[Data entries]

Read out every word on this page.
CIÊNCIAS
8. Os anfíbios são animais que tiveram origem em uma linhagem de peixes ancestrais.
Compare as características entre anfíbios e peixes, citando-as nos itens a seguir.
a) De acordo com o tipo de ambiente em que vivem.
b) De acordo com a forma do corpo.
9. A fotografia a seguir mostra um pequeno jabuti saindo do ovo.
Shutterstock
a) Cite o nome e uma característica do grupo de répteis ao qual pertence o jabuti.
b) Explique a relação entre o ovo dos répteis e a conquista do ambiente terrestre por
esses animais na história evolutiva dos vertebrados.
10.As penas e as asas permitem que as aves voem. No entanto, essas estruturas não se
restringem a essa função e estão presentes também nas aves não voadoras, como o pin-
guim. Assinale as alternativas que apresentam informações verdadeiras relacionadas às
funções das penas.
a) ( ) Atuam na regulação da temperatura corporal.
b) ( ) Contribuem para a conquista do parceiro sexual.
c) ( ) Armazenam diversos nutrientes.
--
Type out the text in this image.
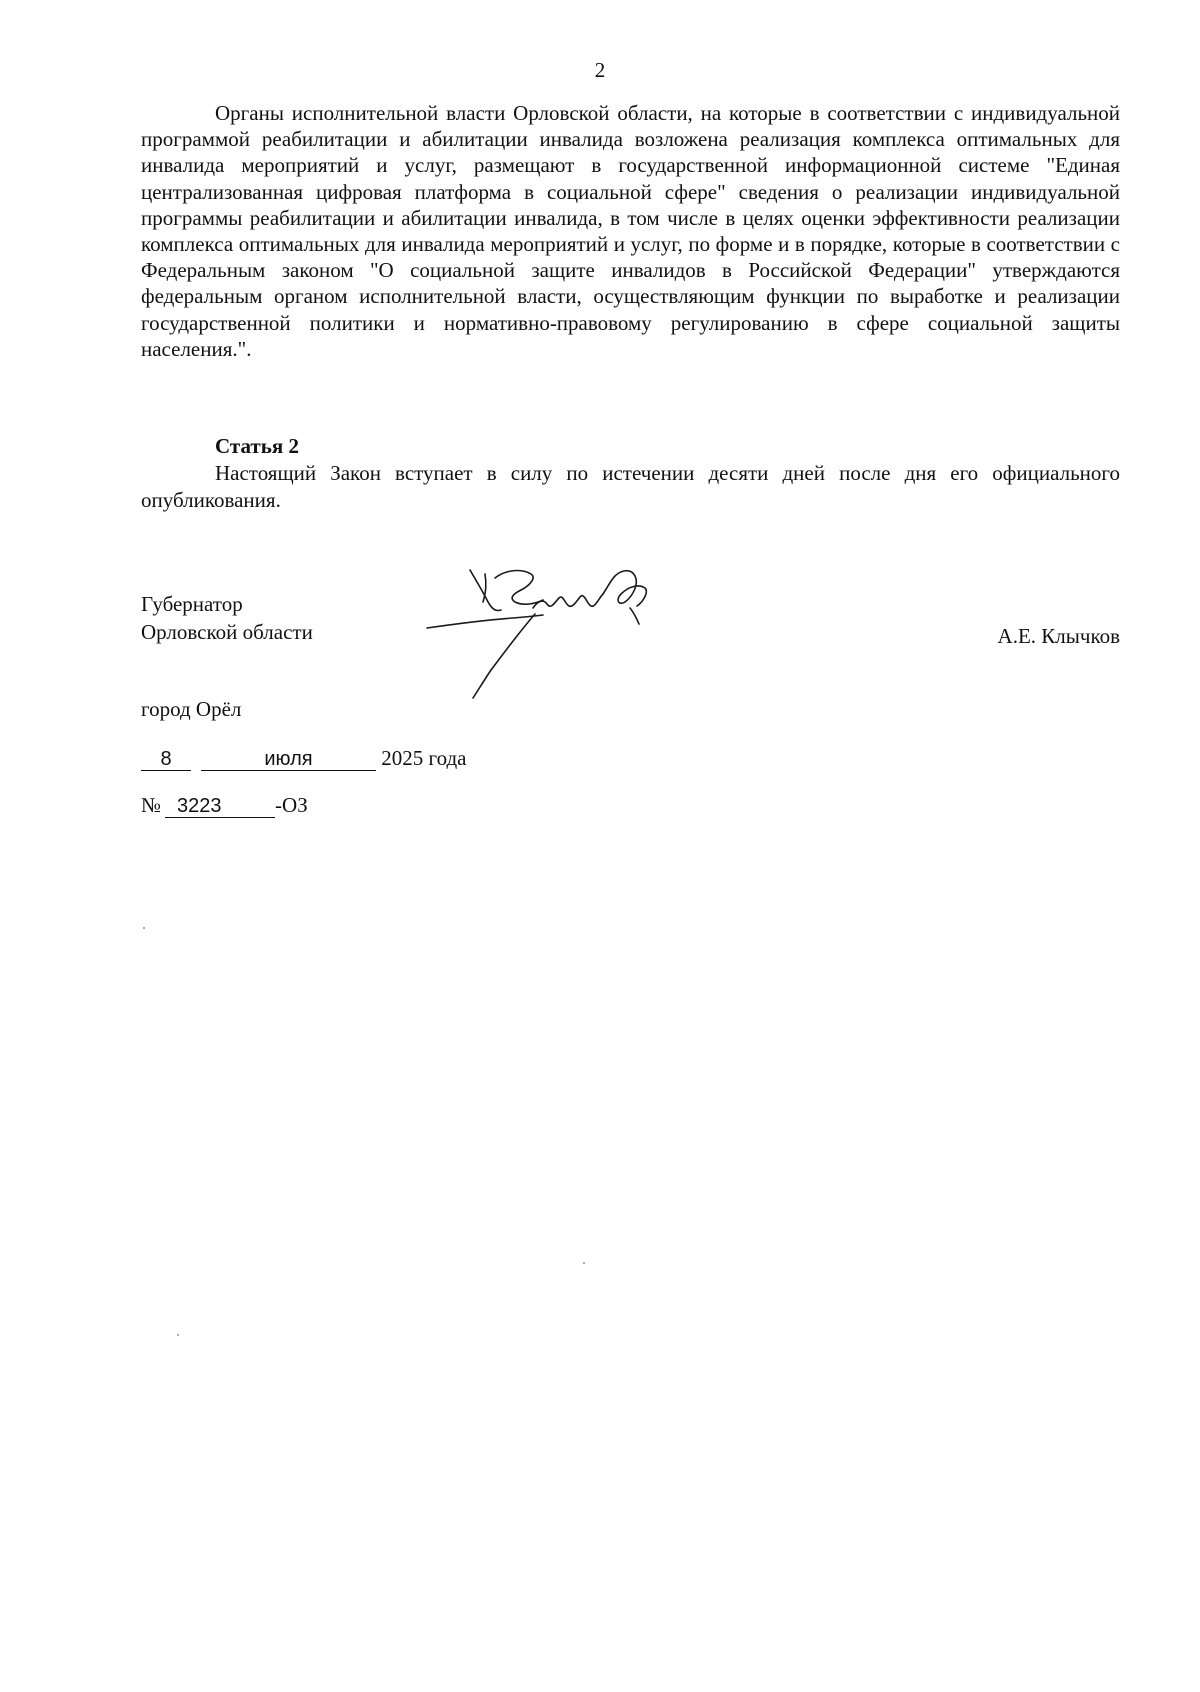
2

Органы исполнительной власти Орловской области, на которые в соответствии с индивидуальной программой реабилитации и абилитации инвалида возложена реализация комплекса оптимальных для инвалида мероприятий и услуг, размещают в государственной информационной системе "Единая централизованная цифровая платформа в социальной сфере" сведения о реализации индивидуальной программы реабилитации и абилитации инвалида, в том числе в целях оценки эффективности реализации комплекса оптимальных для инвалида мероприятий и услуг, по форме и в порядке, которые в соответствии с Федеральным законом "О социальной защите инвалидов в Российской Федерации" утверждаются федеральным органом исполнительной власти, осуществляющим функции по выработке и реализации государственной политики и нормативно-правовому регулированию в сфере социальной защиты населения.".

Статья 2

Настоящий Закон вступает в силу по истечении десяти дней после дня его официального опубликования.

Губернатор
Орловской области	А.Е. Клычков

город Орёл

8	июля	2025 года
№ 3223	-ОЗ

• Request:
All lines holding the word "entre" should be picked out and copied.

• Output for this exercise:
Compare as características entre anfíbios e peixes, citando-as nos itens a seguir.
b) Explique a relação entre o ovo dos répteis e a conquista do ambiente terrestre por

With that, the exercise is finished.